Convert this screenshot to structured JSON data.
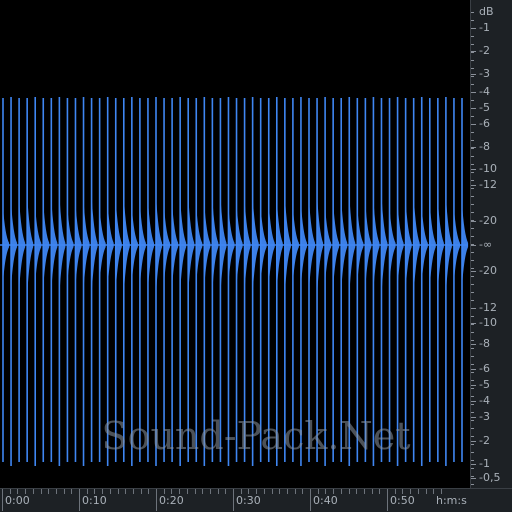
{
  "colors": {
    "background": "#000000",
    "waveform": "#3f86f2",
    "panel": "#1d2125",
    "text": "#a9b0b8"
  },
  "db_scale": {
    "unit": "dB",
    "labels": [
      "-1",
      "-2",
      "-3",
      "-4",
      "-5",
      "-6",
      "-8",
      "-10",
      "-12",
      "-20",
      "-∞",
      "-20",
      "-12",
      "-10",
      "-8",
      "-6",
      "-5",
      "-4",
      "-3",
      "-2",
      "-1",
      "-0,5"
    ]
  },
  "time_ruler": {
    "labels": [
      "0:00",
      "0:10",
      "0:20",
      "0:30",
      "0:40",
      "0:50"
    ],
    "unit": "h:m:s"
  },
  "watermark": "Sound-Pack.Net",
  "waveform": {
    "transient_count": 58,
    "duration_seconds": 57
  }
}
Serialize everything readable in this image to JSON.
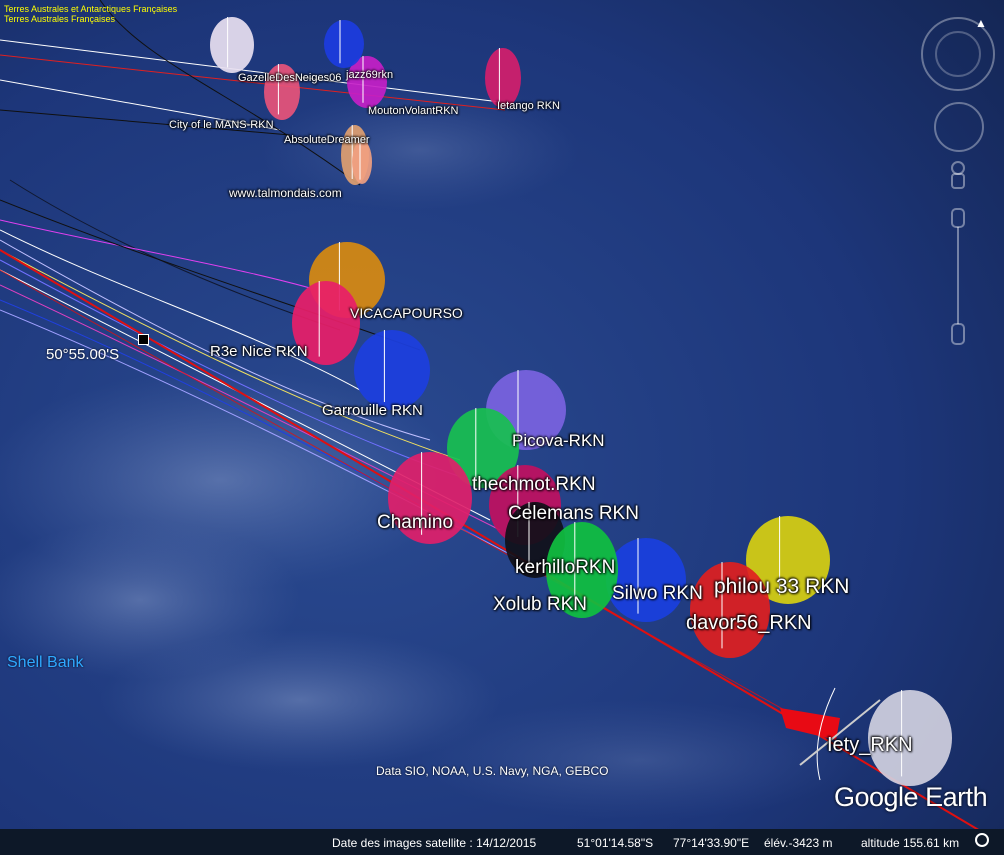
{
  "app": {
    "name": "Google Earth"
  },
  "map": {
    "credit": "Data SIO, NOAA, U.S. Navy, NGA, GEBCO",
    "logo": "Google Earth",
    "feature_label": "Shell Bank",
    "latitude_marker": "50°55.00'S",
    "tiles_layer_label_1": "Terres Australes et Antarctiques Françaises",
    "tiles_layer_label_2": "Terres Australes Françaises"
  },
  "boats": [
    {
      "label": "GazelleDesNeiges06",
      "sail_color": "#e8e0f0"
    },
    {
      "label": "jazz69rkn",
      "sail_color": "#c51fc7"
    },
    {
      "label": "MoutonVolantRKN",
      "sail_color": "#1c3ce0"
    },
    {
      "label": "Ietango RKN",
      "sail_color": "#d41e6b"
    },
    {
      "label": "City of le MANS-RKN",
      "sail_color": "#e8547a"
    },
    {
      "label": "AbsoluteDreamer",
      "sail_color": "#e0a070"
    },
    {
      "label": "www.talmondais.com",
      "sail_color": "#f0a080"
    },
    {
      "label": "VICACAPOURSO",
      "sail_color": "#d88a10"
    },
    {
      "label": "R3e Nice RKN",
      "sail_color": "#e81e68"
    },
    {
      "label": "Garrouille RKN",
      "sail_color": "#1c3fe0"
    },
    {
      "label": "Picova-RKN",
      "sail_color": "#7a63e0"
    },
    {
      "label": "thechmot.RKN",
      "sail_color": "#18c050"
    },
    {
      "label": "Celemans RKN",
      "sail_color": "#c01060"
    },
    {
      "label": "Chamino",
      "sail_color": "#e0206a"
    },
    {
      "label": "kerhilloRKN",
      "sail_color": "#101018"
    },
    {
      "label": "Silwo RKN",
      "sail_color": "#1a3fe0"
    },
    {
      "label": "philou 33 RKN",
      "sail_color": "#d8d010"
    },
    {
      "label": "Xolub RKN",
      "sail_color": "#10c040"
    },
    {
      "label": "davor56_RKN",
      "sail_color": "#e02020"
    },
    {
      "label": "Iety_RKN",
      "sail_color": "#d0d0e0"
    }
  ],
  "statusbar": {
    "imagery_date": "Date des images satellite : 14/12/2015",
    "lat": "51°01'14.58\"S",
    "lon": "77°14'33.90\"E",
    "elev": "élév.-3423 m",
    "altitude": "altitude 155.61 km"
  },
  "colors": {
    "ocean": "#1e3a78",
    "track": "#e01010",
    "feature_label": "#2fa9ff"
  }
}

______

▶ [THE PROBLEM] Of the lines in the material, how many hold the word "this"? Reply with the number only.

▶ [EXERCISE OUTPUT] 2